▶ **Work request**
For the listing beneath, state how many lines contain the string "Carbon". Give the number by itself.
###
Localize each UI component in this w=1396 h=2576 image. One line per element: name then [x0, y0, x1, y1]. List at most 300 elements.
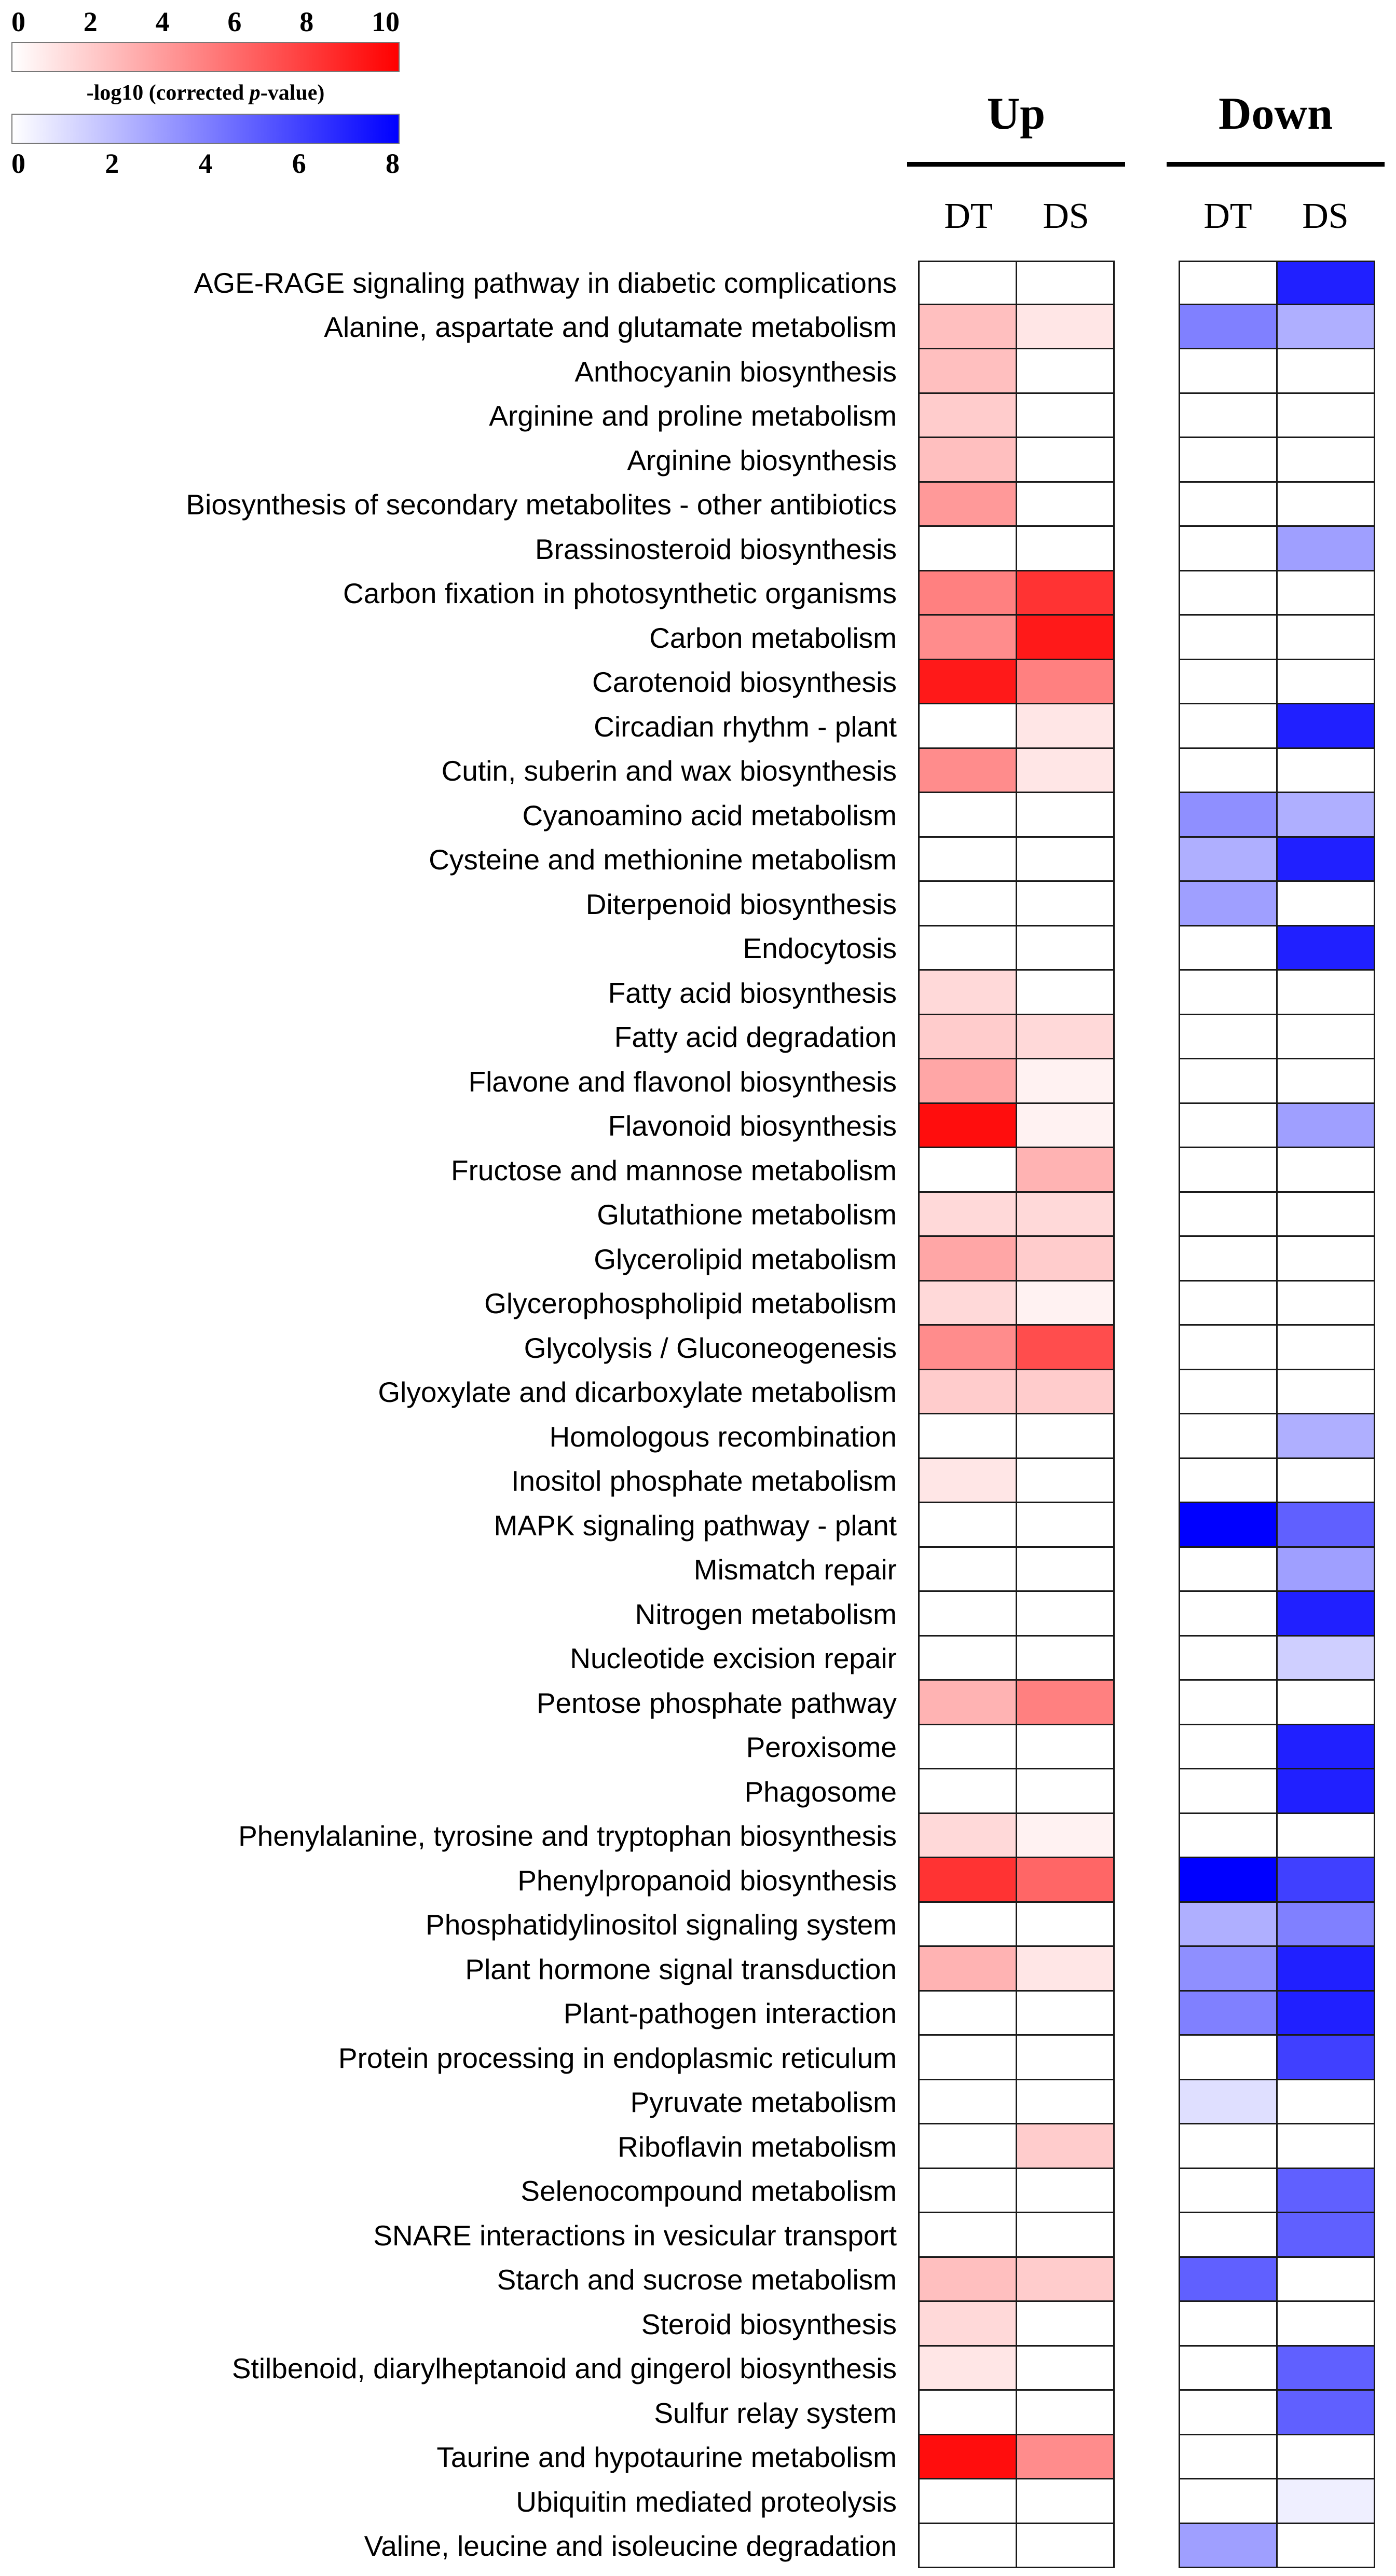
cell-down-ds [1278, 1992, 1375, 2036]
tick-label: 8 [386, 147, 400, 179]
cell-down-dt [1180, 1637, 1278, 1681]
colorbar-legend [11, 7, 400, 178]
up-cell-group [918, 704, 1115, 749]
pathway-label: Stilbenoid, diarylheptanoid and gingerol biosynthesis [231, 2352, 897, 2385]
cell-up-dt [920, 1282, 1017, 1326]
pathway-row [0, 2524, 1375, 2569]
up-cell-group [918, 1725, 1115, 1770]
cell-down-dt [1180, 1148, 1278, 1193]
cell-up-ds [1017, 1326, 1115, 1370]
cell-down-dt [1180, 2435, 1278, 2480]
down-cell-group [1179, 571, 1375, 616]
pathway-label: Anthocyanin biosynthesis [574, 355, 897, 388]
pathway-row [0, 1814, 1375, 1859]
down-cell-group [1179, 1903, 1375, 1947]
cell-down-ds [1278, 1903, 1375, 1947]
up-cell-group [918, 1548, 1115, 1592]
down-cell-group [1179, 2391, 1375, 2435]
pathway-label: Alanine, aspartate and glutamate metabolism [324, 311, 897, 344]
cell-up-ds [1017, 793, 1115, 838]
pathway-row [0, 1947, 1375, 1992]
cell-up-dt [920, 2347, 1017, 2391]
down-cell-group [1179, 2479, 1375, 2524]
cell-down-dt [1180, 1282, 1278, 1326]
down-cell-group [1179, 971, 1375, 1015]
pathway-label: Ubiquitin mediated proteolysis [516, 2485, 897, 2518]
column-header-up-dt: DT [944, 196, 993, 236]
pathway-label: Carbon metabolism [649, 621, 897, 654]
pathway-row [0, 2347, 1375, 2391]
cell-down-ds [1278, 2124, 1375, 2169]
cell-up-ds [1017, 2347, 1115, 2391]
down-cell-group [1179, 2435, 1375, 2480]
pathway-label: Glycolysis / Gluconeogenesis [524, 1331, 897, 1364]
cell-up-dt [920, 2124, 1017, 2169]
up-header-underline [907, 162, 1125, 167]
pathway-label: Cysteine and methionine metabolism [429, 843, 897, 876]
down-cell-group [1179, 1947, 1375, 1992]
down-cell-group [1179, 1282, 1375, 1326]
down-cell-group [1179, 616, 1375, 660]
pathway-row [0, 926, 1375, 971]
cell-down-dt [1180, 2347, 1278, 2391]
cell-down-dt [1180, 793, 1278, 838]
pathway-label: Flavone and flavonol biosynthesis [468, 1065, 897, 1098]
pathway-label: MAPK signaling pathway - plant [494, 1509, 897, 1542]
cell-up-dt [920, 2302, 1017, 2347]
cell-up-dt [920, 1548, 1017, 1592]
cell-up-dt [920, 1326, 1017, 1370]
pathway-row [0, 1903, 1375, 1947]
cell-up-ds [1017, 1903, 1115, 1947]
cell-up-dt [920, 660, 1017, 705]
cell-down-dt [1180, 704, 1278, 749]
cell-up-dt [920, 2435, 1017, 2480]
pathway-row [0, 2169, 1375, 2214]
cell-up-ds [1017, 926, 1115, 971]
up-cell-group [918, 1148, 1115, 1193]
pathway-row [0, 394, 1375, 439]
cell-down-dt [1180, 2080, 1278, 2125]
cell-up-ds [1017, 2169, 1115, 2214]
cell-down-ds [1278, 527, 1375, 571]
cell-up-dt [920, 1814, 1017, 1859]
up-cell-group [918, 2391, 1115, 2435]
cell-up-dt [920, 749, 1017, 794]
cell-down-dt [1180, 2213, 1278, 2258]
pathway-row [0, 1858, 1375, 1903]
up-cell-group [918, 394, 1115, 439]
cell-down-dt [1180, 2124, 1278, 2169]
tick-label: 4 [155, 6, 170, 37]
cell-up-dt [920, 1858, 1017, 1903]
pathway-row [0, 1148, 1375, 1193]
blue-colorbar [11, 114, 400, 144]
cell-down-dt [1180, 1814, 1278, 1859]
up-cell-group [918, 1903, 1115, 1947]
colorbar-label-p: p [249, 80, 261, 105]
cell-up-ds [1017, 1637, 1115, 1681]
down-cell-group [1179, 1637, 1375, 1681]
up-cell-group [918, 1059, 1115, 1104]
down-cell-group [1179, 483, 1375, 527]
cell-up-dt [920, 1104, 1017, 1149]
up-cell-group [918, 2302, 1115, 2347]
pathway-label: SNARE interactions in vesicular transport [373, 2219, 897, 2252]
up-cell-group [918, 2080, 1115, 2125]
pathway-label: Phenylalanine, tyrosine and tryptophan biosynthesis [238, 1820, 897, 1852]
cell-down-ds [1278, 394, 1375, 439]
pathway-row [0, 1992, 1375, 2036]
cell-up-ds [1017, 438, 1115, 483]
cell-up-ds [1017, 2124, 1115, 2169]
up-cell-group [918, 749, 1115, 794]
cell-down-ds [1278, 1237, 1375, 1282]
cell-down-dt [1180, 1947, 1278, 1992]
cell-down-dt [1180, 1592, 1278, 1637]
down-cell-group [1179, 2124, 1375, 2169]
pathway-row [0, 261, 1375, 305]
cell-down-ds [1278, 1148, 1375, 1193]
pathway-label: Phagosome [744, 1775, 897, 1808]
cell-up-ds [1017, 1282, 1115, 1326]
cell-down-dt [1180, 1681, 1278, 1725]
cell-up-dt [920, 2169, 1017, 2214]
cell-up-ds [1017, 749, 1115, 794]
pathway-label: Valine, leucine and isoleucine degradation [364, 2530, 897, 2563]
cell-up-dt [920, 1148, 1017, 1193]
cell-down-ds [1278, 1414, 1375, 1459]
cell-up-dt [920, 1414, 1017, 1459]
pathway-row [0, 1015, 1375, 1060]
cell-down-ds [1278, 2391, 1375, 2435]
up-cell-group [918, 527, 1115, 571]
pathway-row [0, 2036, 1375, 2080]
cell-down-dt [1180, 571, 1278, 616]
cell-up-dt [920, 2213, 1017, 2258]
cell-down-dt [1180, 749, 1278, 794]
pathway-label: Circadian rhythm - plant [594, 710, 897, 743]
cell-down-ds [1278, 1015, 1375, 1060]
pathway-row [0, 1548, 1375, 1592]
down-cell-group [1179, 349, 1375, 394]
cell-up-ds [1017, 2258, 1115, 2302]
cell-up-dt [920, 2080, 1017, 2125]
cell-down-ds [1278, 1725, 1375, 1770]
up-cell-group [918, 1104, 1115, 1149]
cell-down-dt [1180, 1503, 1278, 1548]
pathway-row [0, 1104, 1375, 1149]
cell-down-ds [1278, 1193, 1375, 1237]
cell-down-ds [1278, 1326, 1375, 1370]
cell-up-dt [920, 527, 1017, 571]
group-header-up [907, 89, 1125, 140]
cell-up-ds [1017, 1992, 1115, 2036]
down-cell-group [1179, 2524, 1375, 2569]
cell-down-ds [1278, 483, 1375, 527]
up-cell-group [918, 2169, 1115, 2214]
cell-down-dt [1180, 1992, 1278, 2036]
pathway-label: Fatty acid degradation [614, 1021, 897, 1054]
cell-up-dt [920, 838, 1017, 882]
pathway-label: Pyruvate metabolism [630, 2086, 897, 2119]
cell-up-dt [920, 1459, 1017, 1504]
pathway-label: Plant-pathogen interaction [563, 1997, 897, 2030]
cell-up-dt [920, 1503, 1017, 1548]
colorbar-label-prefix: -log10 (corrected [86, 80, 250, 105]
cell-up-ds [1017, 704, 1115, 749]
cell-down-ds [1278, 2524, 1375, 2569]
down-cell-group [1179, 2036, 1375, 2080]
tick-label: 6 [227, 6, 242, 37]
tick-label: 6 [292, 147, 306, 179]
cell-up-ds [1017, 1237, 1115, 1282]
cell-down-dt [1180, 971, 1278, 1015]
cell-up-dt [920, 1947, 1017, 1992]
down-cell-group [1179, 793, 1375, 838]
cell-down-dt [1180, 838, 1278, 882]
pathway-row [0, 2258, 1375, 2302]
cell-down-ds [1278, 2479, 1375, 2524]
up-cell-group [918, 882, 1115, 926]
down-cell-group [1179, 1414, 1375, 1459]
cell-down-ds [1278, 1858, 1375, 1903]
cell-up-ds [1017, 1104, 1115, 1149]
cell-down-ds [1278, 616, 1375, 660]
pathway-row [0, 2213, 1375, 2258]
cell-up-ds [1017, 1148, 1115, 1193]
cell-up-ds [1017, 1725, 1115, 1770]
cell-down-dt [1180, 1326, 1278, 1370]
cell-down-ds [1278, 838, 1375, 882]
cell-down-dt [1180, 1015, 1278, 1060]
up-cell-group [918, 616, 1115, 660]
up-cell-group [918, 1769, 1115, 1814]
pathway-row [0, 1059, 1375, 1104]
tick-label: 10 [371, 6, 400, 37]
pathway-label: Phosphatidylinositol signaling system [426, 1909, 897, 1941]
pathway-row [0, 971, 1375, 1015]
up-cell-group [918, 793, 1115, 838]
up-cell-group [918, 483, 1115, 527]
cell-down-ds [1278, 2435, 1375, 2480]
cell-up-ds [1017, 1858, 1115, 1903]
cell-up-dt [920, 1237, 1017, 1282]
down-cell-group [1179, 1814, 1375, 1859]
pathway-label: Starch and sucrose metabolism [497, 2264, 897, 2296]
cell-down-ds [1278, 1282, 1375, 1326]
pathway-row [0, 2302, 1375, 2347]
cell-down-ds [1278, 1548, 1375, 1592]
cell-down-dt [1180, 2479, 1278, 2524]
up-cell-group [918, 2479, 1115, 2524]
down-cell-group [1179, 1015, 1375, 1060]
tick-label: 0 [11, 147, 25, 179]
tick-label: 2 [105, 147, 119, 179]
pathway-row [0, 571, 1375, 616]
column-header-up-ds: DS [1043, 196, 1089, 236]
cell-up-ds [1017, 262, 1115, 305]
up-cell-group [918, 2347, 1115, 2391]
pathway-label: Brassinosteroid biosynthesis [535, 533, 897, 565]
cell-up-ds [1017, 1814, 1115, 1859]
cell-up-ds [1017, 2036, 1115, 2080]
cell-up-dt [920, 2391, 1017, 2435]
pathway-row [0, 1237, 1375, 1282]
pathway-label: Fructose and mannose metabolism [450, 1154, 897, 1187]
cell-up-ds [1017, 483, 1115, 527]
pathway-row [0, 1769, 1375, 1814]
up-cell-group [918, 571, 1115, 616]
up-cell-group [918, 1459, 1115, 1504]
blue-scale-ticks [11, 149, 400, 179]
cell-up-dt [920, 882, 1017, 926]
cell-up-ds [1017, 394, 1115, 439]
up-cell-group [918, 1947, 1115, 1992]
pathway-row [0, 438, 1375, 483]
down-cell-group [1179, 749, 1375, 794]
cell-up-ds [1017, 2524, 1115, 2569]
cell-up-ds [1017, 2213, 1115, 2258]
pathway-row [0, 704, 1375, 749]
cell-up-dt [920, 1903, 1017, 1947]
up-cell-group [918, 1592, 1115, 1637]
pathway-label: Carbon fixation in photosynthetic organisms [343, 577, 897, 610]
cell-down-ds [1278, 882, 1375, 926]
pathway-row [0, 2124, 1375, 2169]
pathway-label: Cyanoamino acid metabolism [522, 799, 897, 832]
down-cell-group [1179, 1326, 1375, 1370]
up-cell-group [918, 1326, 1115, 1370]
up-cell-group [918, 1992, 1115, 2036]
pathway-label: AGE-RAGE signaling pathway in diabetic complications [194, 266, 897, 299]
cell-up-ds [1017, 1015, 1115, 1060]
cell-up-dt [920, 1370, 1017, 1415]
cell-up-ds [1017, 305, 1115, 350]
down-header-underline [1167, 162, 1385, 167]
colorbar-label-suffix: -value) [260, 80, 325, 105]
up-header-label: Up [987, 89, 1046, 139]
cell-down-dt [1180, 394, 1278, 439]
cell-down-dt [1180, 660, 1278, 705]
up-cell-group [918, 926, 1115, 971]
pathway-row [0, 1681, 1375, 1725]
cell-up-ds [1017, 2435, 1115, 2480]
up-cell-group [918, 438, 1115, 483]
cell-down-ds [1278, 349, 1375, 394]
cell-up-ds [1017, 349, 1115, 394]
down-cell-group [1179, 1769, 1375, 1814]
down-cell-group [1179, 660, 1375, 705]
cell-up-ds [1017, 1459, 1115, 1504]
cell-up-dt [920, 2524, 1017, 2569]
cell-down-dt [1180, 1725, 1278, 1770]
down-cell-group [1179, 2347, 1375, 2391]
pathway-row [0, 1414, 1375, 1459]
cell-down-dt [1180, 438, 1278, 483]
cell-up-dt [920, 438, 1017, 483]
pathway-row [0, 305, 1375, 350]
cell-down-dt [1180, 1769, 1278, 1814]
cell-down-ds [1278, 262, 1375, 305]
cell-up-ds [1017, 660, 1115, 705]
up-cell-group [918, 660, 1115, 705]
pathway-label: Biosynthesis of secondary metabolites - other antibiotics [186, 488, 897, 521]
red-scale-ticks [11, 7, 400, 37]
cell-down-ds [1278, 1503, 1375, 1548]
pathway-row [0, 527, 1375, 571]
cell-down-ds [1278, 1947, 1375, 1992]
cell-up-ds [1017, 882, 1115, 926]
pathway-label: Nucleotide excision repair [570, 1642, 897, 1675]
pathway-row [0, 749, 1375, 794]
pathway-label: Peroxisome [746, 1731, 897, 1764]
cell-up-ds [1017, 2391, 1115, 2435]
cell-up-ds [1017, 1681, 1115, 1725]
up-cell-group [918, 2213, 1115, 2258]
cell-down-dt [1180, 349, 1278, 394]
cell-up-dt [920, 305, 1017, 350]
up-cell-group [918, 1282, 1115, 1326]
up-cell-group [918, 261, 1115, 305]
tick-label: 0 [11, 6, 25, 37]
up-cell-group [918, 1193, 1115, 1237]
cell-up-ds [1017, 1414, 1115, 1459]
down-cell-group [1179, 438, 1375, 483]
cell-down-ds [1278, 1637, 1375, 1681]
cell-up-ds [1017, 616, 1115, 660]
cell-down-dt [1180, 1059, 1278, 1104]
up-cell-group [918, 349, 1115, 394]
up-cell-group [918, 1858, 1115, 1903]
pathway-label: Taurine and hypotaurine metabolism [436, 2441, 897, 2474]
cell-down-dt [1180, 1548, 1278, 1592]
pathway-label: Fatty acid biosynthesis [608, 976, 897, 1009]
down-cell-group [1179, 1059, 1375, 1104]
cell-down-ds [1278, 2347, 1375, 2391]
cell-down-ds [1278, 660, 1375, 705]
pathway-label: Arginine biosynthesis [627, 444, 897, 476]
pathway-row [0, 838, 1375, 882]
cell-up-dt [920, 1015, 1017, 1060]
cell-down-dt [1180, 616, 1278, 660]
cell-up-ds [1017, 1503, 1115, 1548]
pathway-row [0, 349, 1375, 394]
cell-down-ds [1278, 2036, 1375, 2080]
cell-down-dt [1180, 2169, 1278, 2214]
down-cell-group [1179, 1681, 1375, 1725]
pathway-label: Carotenoid biosynthesis [592, 666, 897, 699]
pathway-row [0, 2080, 1375, 2125]
pathway-label: Glyoxylate and dicarboxylate metabolism [378, 1376, 897, 1409]
cell-up-ds [1017, 1592, 1115, 1637]
pathway-row [0, 1282, 1375, 1326]
cell-up-dt [920, 1592, 1017, 1637]
pathway-row [0, 2391, 1375, 2435]
cell-down-ds [1278, 793, 1375, 838]
pathway-row [0, 483, 1375, 527]
cell-down-ds [1278, 704, 1375, 749]
cell-down-ds [1278, 571, 1375, 616]
cell-down-dt [1180, 1193, 1278, 1237]
pathway-row [0, 1725, 1375, 1770]
tick-label: 8 [299, 6, 314, 37]
up-cell-group [918, 1814, 1115, 1859]
pathway-label: Pentose phosphate pathway [536, 1686, 897, 1719]
cell-down-ds [1278, 1370, 1375, 1415]
cell-up-dt [920, 1059, 1017, 1104]
pathway-row [0, 1592, 1375, 1637]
###
▶ **Response area**
2